## Task requirements
Extract the records in full, leaving every picture out.

## A block of data
★ ★ ★ ★ ★ ★ ★

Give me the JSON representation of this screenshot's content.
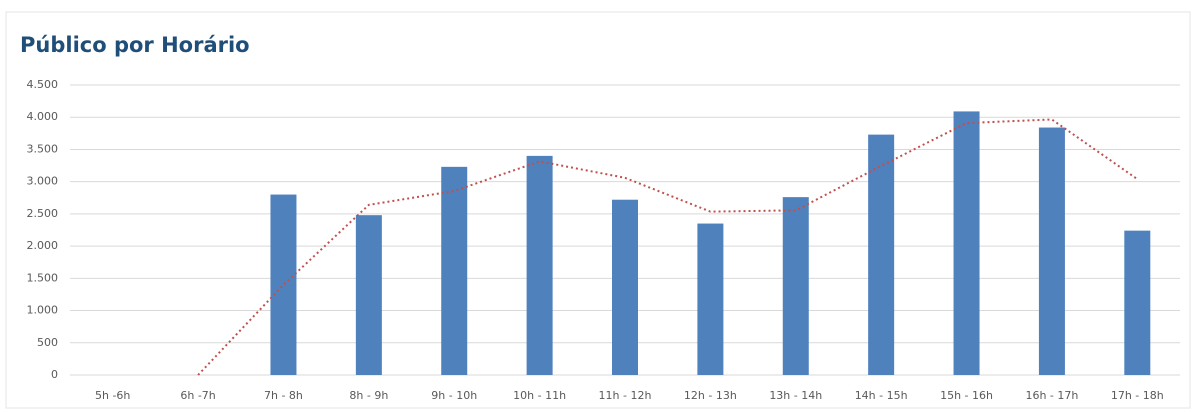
{
  "chart_data": {
    "type": "bar",
    "title": "Público por Horário",
    "categories": [
      "5h -6h",
      "6h -7h",
      "7h - 8h",
      "8h - 9h",
      "9h - 10h",
      "10h - 11h",
      "11h - 12h",
      "12h - 13h",
      "13h - 14h",
      "14h - 15h",
      "15h - 16h",
      "16h - 17h",
      "17h - 18h"
    ],
    "series": [
      {
        "type": "bar",
        "color": "#4f81bd",
        "values": [
          0,
          0,
          2800,
          2480,
          3230,
          3400,
          2720,
          2350,
          2760,
          3730,
          4090,
          3840,
          2240
        ]
      },
      {
        "type": "line",
        "color": "#c0504d",
        "dotted": true,
        "values": [
          null,
          0,
          1400,
          2640,
          2855,
          3315,
          3060,
          2535,
          2555,
          3245,
          3910,
          3965,
          3040
        ]
      }
    ],
    "ylim": [
      0,
      4500
    ],
    "yticks": [
      0,
      500,
      {
        "value": 1000,
        "label": "1.000"
      },
      {
        "value": 1500,
        "label": "1.500"
      },
      {
        "value": 2000,
        "label": "2.000"
      },
      {
        "value": 2500,
        "label": "2.500"
      },
      {
        "value": 3000,
        "label": "3.000"
      },
      {
        "value": 3500,
        "label": "3.500"
      },
      {
        "value": 4000,
        "label": "4.000"
      },
      {
        "value": 4500,
        "label": "4.500"
      }
    ],
    "grid": true
  }
}
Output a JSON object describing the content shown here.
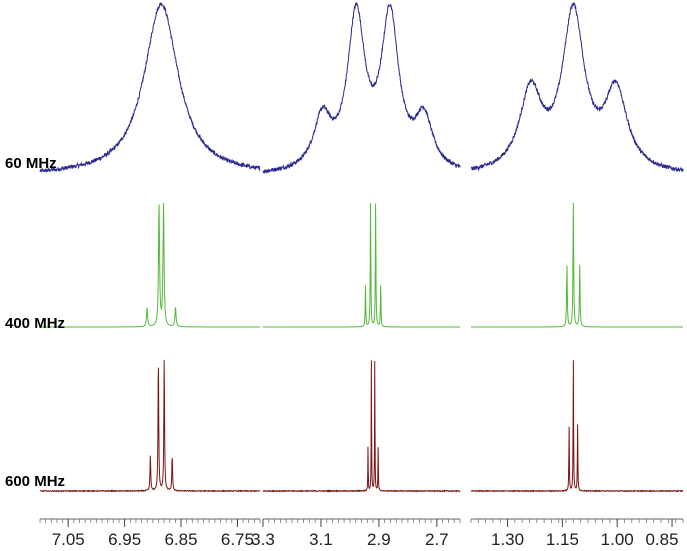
{
  "chart_data": {
    "type": "line",
    "x_scale": "ppm",
    "x_reversed": true,
    "grid": false,
    "legend": "none",
    "rows": [
      {
        "label": "60 MHz",
        "color": "#2b2b8f",
        "spectrometer_mhz": 60,
        "linewidth_hz": 0.6,
        "noise": 0.012
      },
      {
        "label": "400 MHz",
        "color": "#55b83a",
        "spectrometer_mhz": 400,
        "linewidth_hz": 0.45,
        "noise": 0.0
      },
      {
        "label": "600 MHz",
        "color": "#7a1515",
        "spectrometer_mhz": 600,
        "linewidth_hz": 0.45,
        "noise": 0.003
      }
    ],
    "panels": [
      {
        "xlim": [
          7.1,
          6.71
        ],
        "ticks": [
          7.05,
          6.95,
          6.85,
          6.75
        ],
        "tick_labels": [
          "7.05",
          "6.95",
          "6.85",
          "6.75"
        ],
        "system": {
          "type": "AB",
          "nu_a_ppm": 6.895,
          "nu_b_ppm": 6.875,
          "j_hz": 8.5
        }
      },
      {
        "xlim": [
          3.3,
          2.62
        ],
        "ticks": [
          3.3,
          3.1,
          2.9,
          2.7
        ],
        "tick_labels": [
          "3.3",
          "3.1",
          "2.9",
          "2.7"
        ],
        "system": {
          "type": "quartet",
          "center_ppm": 2.92,
          "j_hz": 7.0
        }
      },
      {
        "xlim": [
          1.4,
          0.82
        ],
        "ticks": [
          1.3,
          1.15,
          1.0,
          0.85
        ],
        "tick_labels": [
          "1.30",
          "1.15",
          "1.00",
          "0.85"
        ],
        "system": {
          "type": "triplet",
          "center_ppm": 1.12,
          "j_hz": 7.0
        }
      }
    ]
  }
}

★ ★ ★ ★ ★ ★ ★

## The response
Give me the JSON representation of this screenshot's content.
{
  "chart_data": {
    "type": "bar",
    "title": "Público por Horário",
    "categories": [
      "5h -6h",
      "6h -7h",
      "7h - 8h",
      "8h - 9h",
      "9h - 10h",
      "10h - 11h",
      "11h - 12h",
      "12h - 13h",
      "13h - 14h",
      "14h - 15h",
      "15h - 16h",
      "16h - 17h",
      "17h - 18h"
    ],
    "series": [
      {
        "type": "bar",
        "color": "#4f81bd",
        "values": [
          0,
          0,
          2800,
          2480,
          3230,
          3400,
          2720,
          2350,
          2760,
          3730,
          4090,
          3840,
          2240
        ]
      },
      {
        "type": "line",
        "color": "#c0504d",
        "dotted": true,
        "values": [
          null,
          0,
          1400,
          2640,
          2855,
          3315,
          3060,
          2535,
          2555,
          3245,
          3910,
          3965,
          3040
        ]
      }
    ],
    "ylim": [
      0,
      4500
    ],
    "yticks": [
      0,
      500,
      {
        "value": 1000,
        "label": "1.000"
      },
      {
        "value": 1500,
        "label": "1.500"
      },
      {
        "value": 2000,
        "label": "2.000"
      },
      {
        "value": 2500,
        "label": "2.500"
      },
      {
        "value": 3000,
        "label": "3.000"
      },
      {
        "value": 3500,
        "label": "3.500"
      },
      {
        "value": 4000,
        "label": "4.000"
      },
      {
        "value": 4500,
        "label": "4.500"
      }
    ],
    "grid": true
  }
}
Output a JSON object describing the content shown here.
{
  "chart_data": {
    "type": "line",
    "x_scale": "ppm",
    "x_reversed": true,
    "grid": false,
    "legend": "none",
    "rows": [
      {
        "label": "60 MHz",
        "color": "#2b2b8f",
        "spectrometer_mhz": 60,
        "linewidth_hz": 0.6,
        "noise": 0.012
      },
      {
        "label": "400 MHz",
        "color": "#55b83a",
        "spectrometer_mhz": 400,
        "linewidth_hz": 0.45,
        "noise": 0.0
      },
      {
        "label": "600 MHz",
        "color": "#7a1515",
        "spectrometer_mhz": 600,
        "linewidth_hz": 0.45,
        "noise": 0.003
      }
    ],
    "panels": [
      {
        "xlim": [
          7.1,
          6.71
        ],
        "ticks": [
          7.05,
          6.95,
          6.85,
          6.75
        ],
        "tick_labels": [
          "7.05",
          "6.95",
          "6.85",
          "6.75"
        ],
        "system": {
          "type": "AB",
          "nu_a_ppm": 6.895,
          "nu_b_ppm": 6.875,
          "j_hz": 8.5
        }
      },
      {
        "xlim": [
          3.3,
          2.62
        ],
        "ticks": [
          3.3,
          3.1,
          2.9,
          2.7
        ],
        "tick_labels": [
          "3.3",
          "3.1",
          "2.9",
          "2.7"
        ],
        "system": {
          "type": "quartet",
          "center_ppm": 2.92,
          "j_hz": 7.0
        }
      },
      {
        "xlim": [
          1.4,
          0.82
        ],
        "ticks": [
          1.3,
          1.15,
          1.0,
          0.85
        ],
        "tick_labels": [
          "1.30",
          "1.15",
          "1.00",
          "0.85"
        ],
        "system": {
          "type": "triplet",
          "center_ppm": 1.12,
          "j_hz": 7.0
        }
      }
    ]
  }
}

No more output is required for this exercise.